Output the records exactly as they appear, with no pictures included.
* Start RECORDS TO USE *
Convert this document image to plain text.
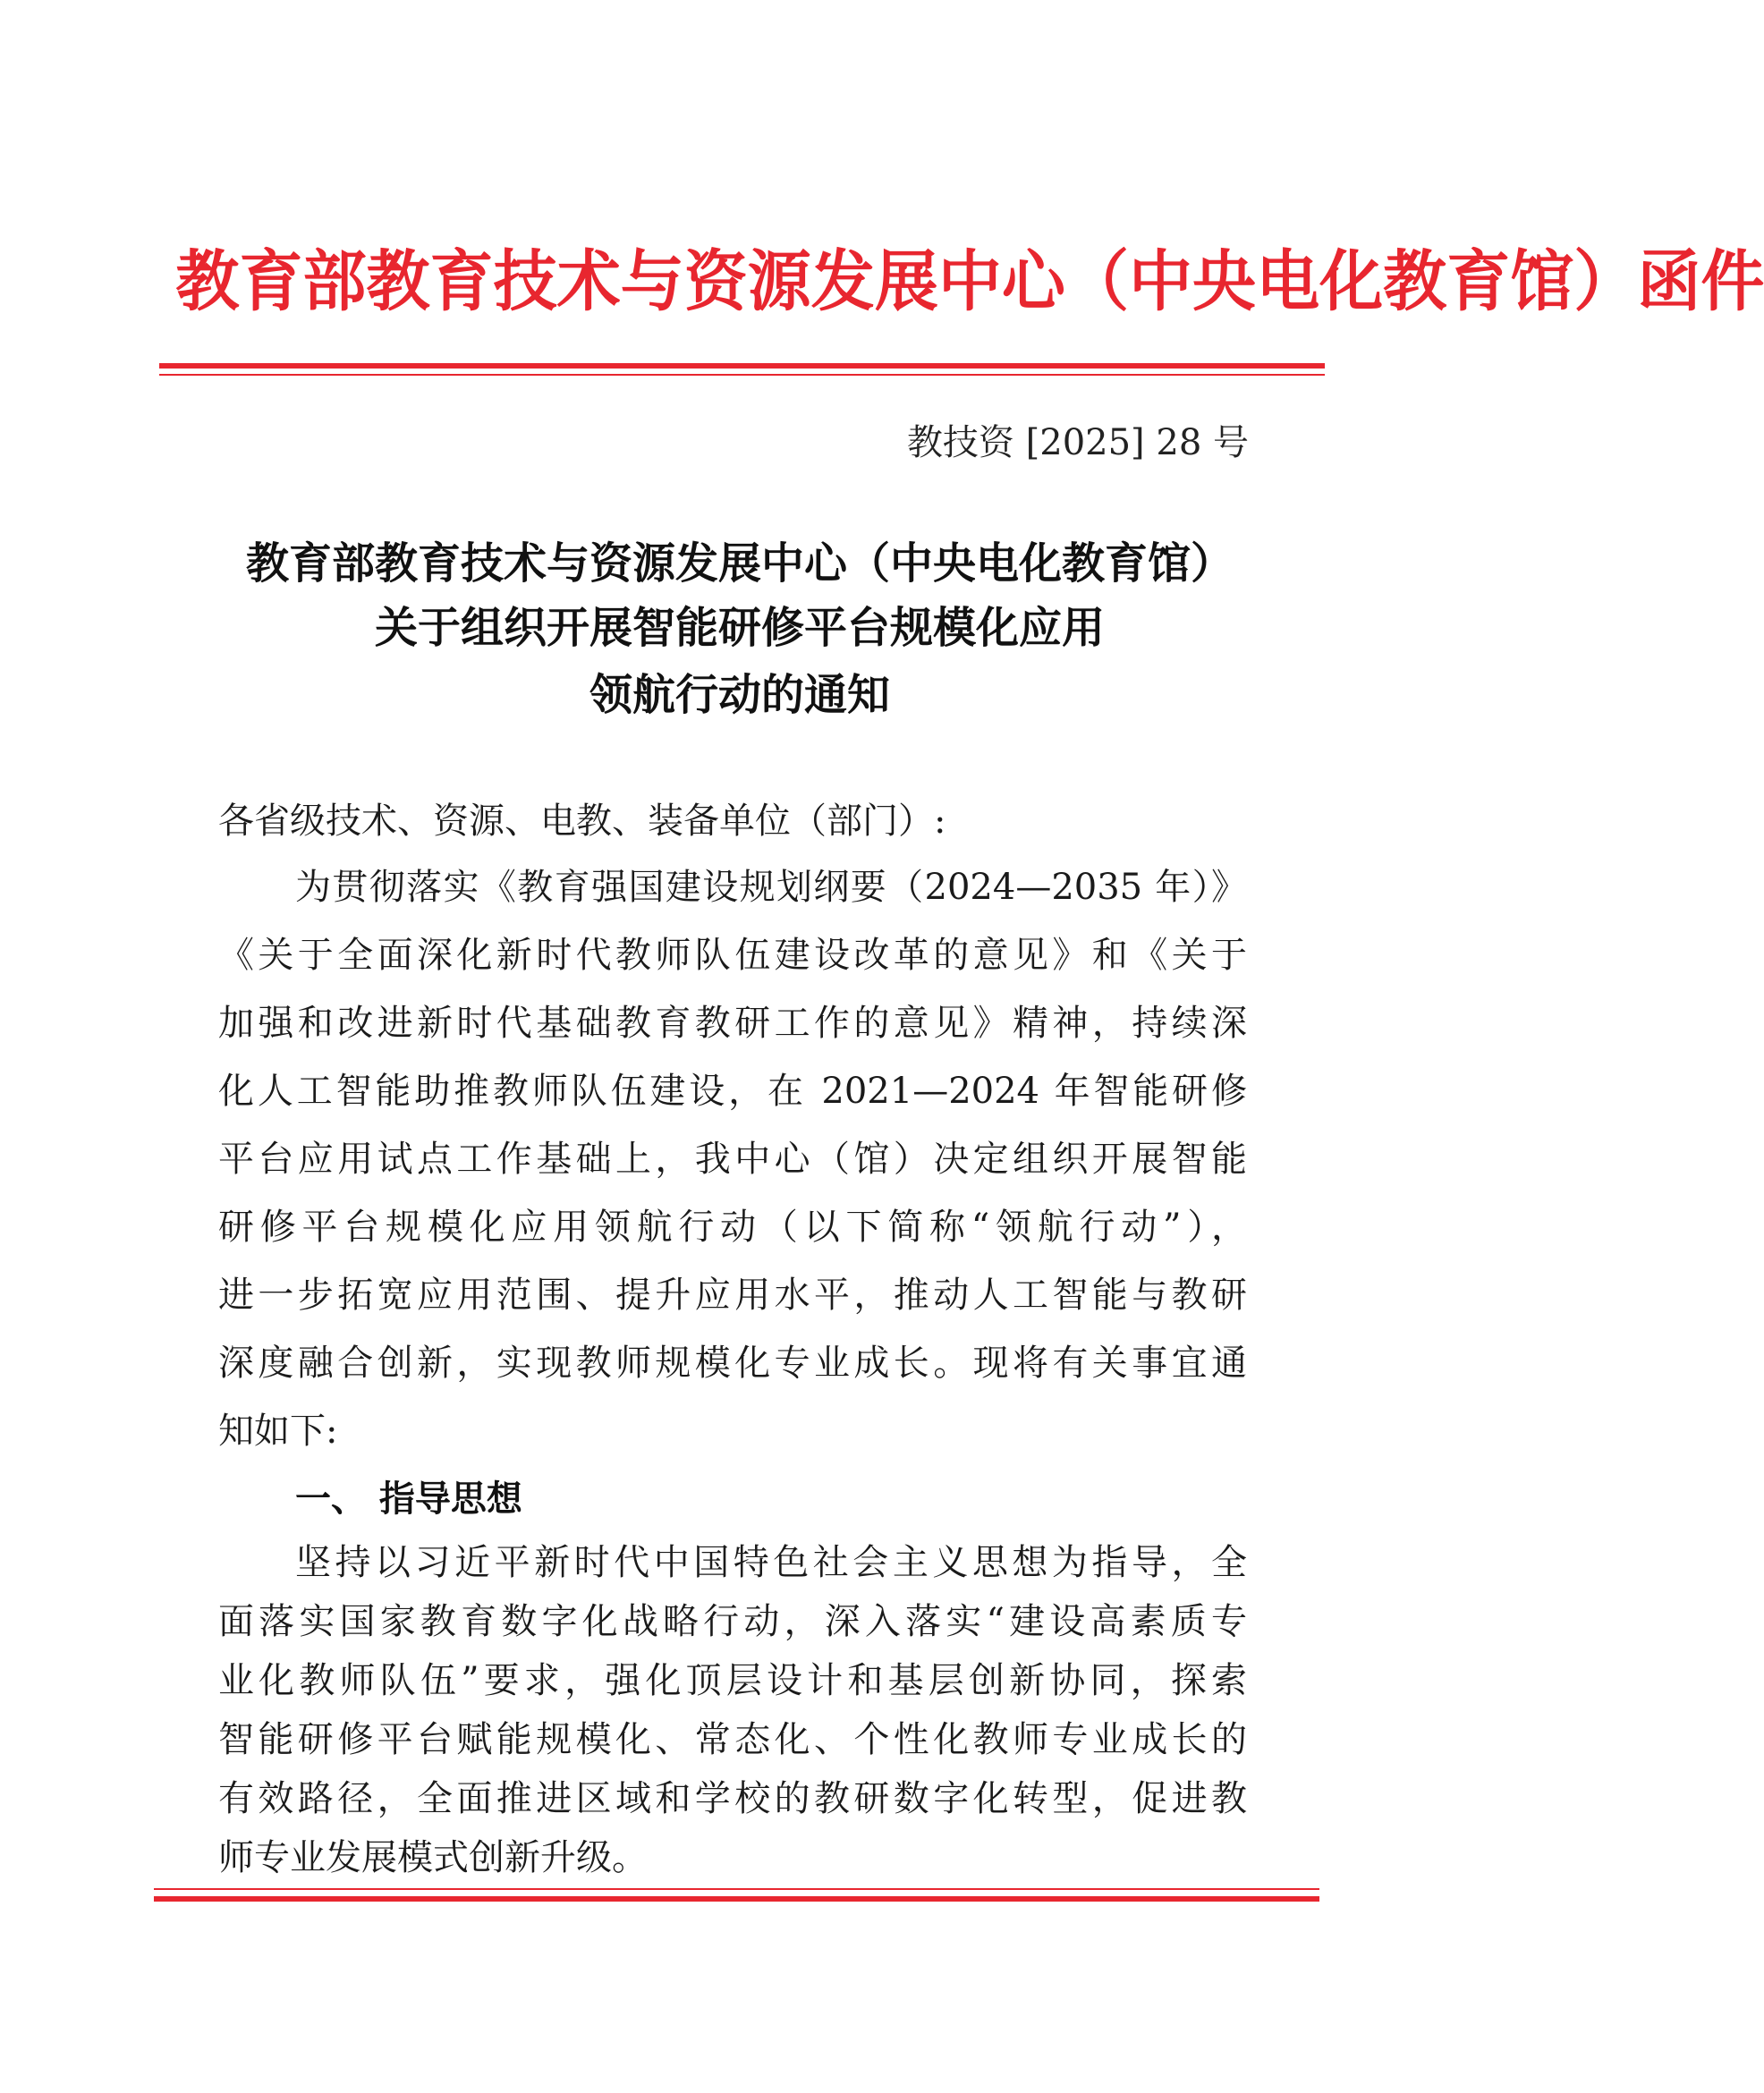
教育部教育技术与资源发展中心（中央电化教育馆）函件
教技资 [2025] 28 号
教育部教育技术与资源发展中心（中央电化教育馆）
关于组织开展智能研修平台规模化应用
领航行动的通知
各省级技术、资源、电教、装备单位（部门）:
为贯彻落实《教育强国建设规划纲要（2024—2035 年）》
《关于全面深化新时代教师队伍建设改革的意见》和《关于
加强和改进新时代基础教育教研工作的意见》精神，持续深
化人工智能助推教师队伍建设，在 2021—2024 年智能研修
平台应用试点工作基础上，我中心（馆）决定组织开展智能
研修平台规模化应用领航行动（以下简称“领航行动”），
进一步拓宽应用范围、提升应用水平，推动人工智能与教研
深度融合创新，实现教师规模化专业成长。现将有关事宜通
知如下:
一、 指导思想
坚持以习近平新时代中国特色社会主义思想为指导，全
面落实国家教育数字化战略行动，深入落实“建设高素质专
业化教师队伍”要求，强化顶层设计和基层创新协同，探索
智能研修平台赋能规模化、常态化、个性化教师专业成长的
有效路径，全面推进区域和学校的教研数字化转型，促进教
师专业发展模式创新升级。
* End RECORDS TO USE *
## RESPONSE
Convert this document image to plain text.
教育部教育技术与资源发展中心（中央电化教育馆）函件
教技资 [2025] 28 号
教育部教育技术与资源发展中心（中央电化教育馆）
关于组织开展智能研修平台规模化应用
领航行动的通知
各省级技术、资源、电教、装备单位（部门）:
为贯彻落实《教育强国建设规划纲要（2024—2035 年）》
《关于全面深化新时代教师队伍建设改革的意见》和《关于
加强和改进新时代基础教育教研工作的意见》精神，持续深
化人工智能助推教师队伍建设，在 2021—2024 年智能研修
平台应用试点工作基础上，我中心（馆）决定组织开展智能
研修平台规模化应用领航行动（以下简称“领航行动”），
进一步拓宽应用范围、提升应用水平，推动人工智能与教研
深度融合创新，实现教师规模化专业成长。现将有关事宜通
知如下:
一、 指导思想
坚持以习近平新时代中国特色社会主义思想为指导，全
面落实国家教育数字化战略行动，深入落实“建设高素质专
业化教师队伍”要求，强化顶层设计和基层创新协同，探索
智能研修平台赋能规模化、常态化、个性化教师专业成长的
有效路径，全面推进区域和学校的教研数字化转型，促进教
师专业发展模式创新升级。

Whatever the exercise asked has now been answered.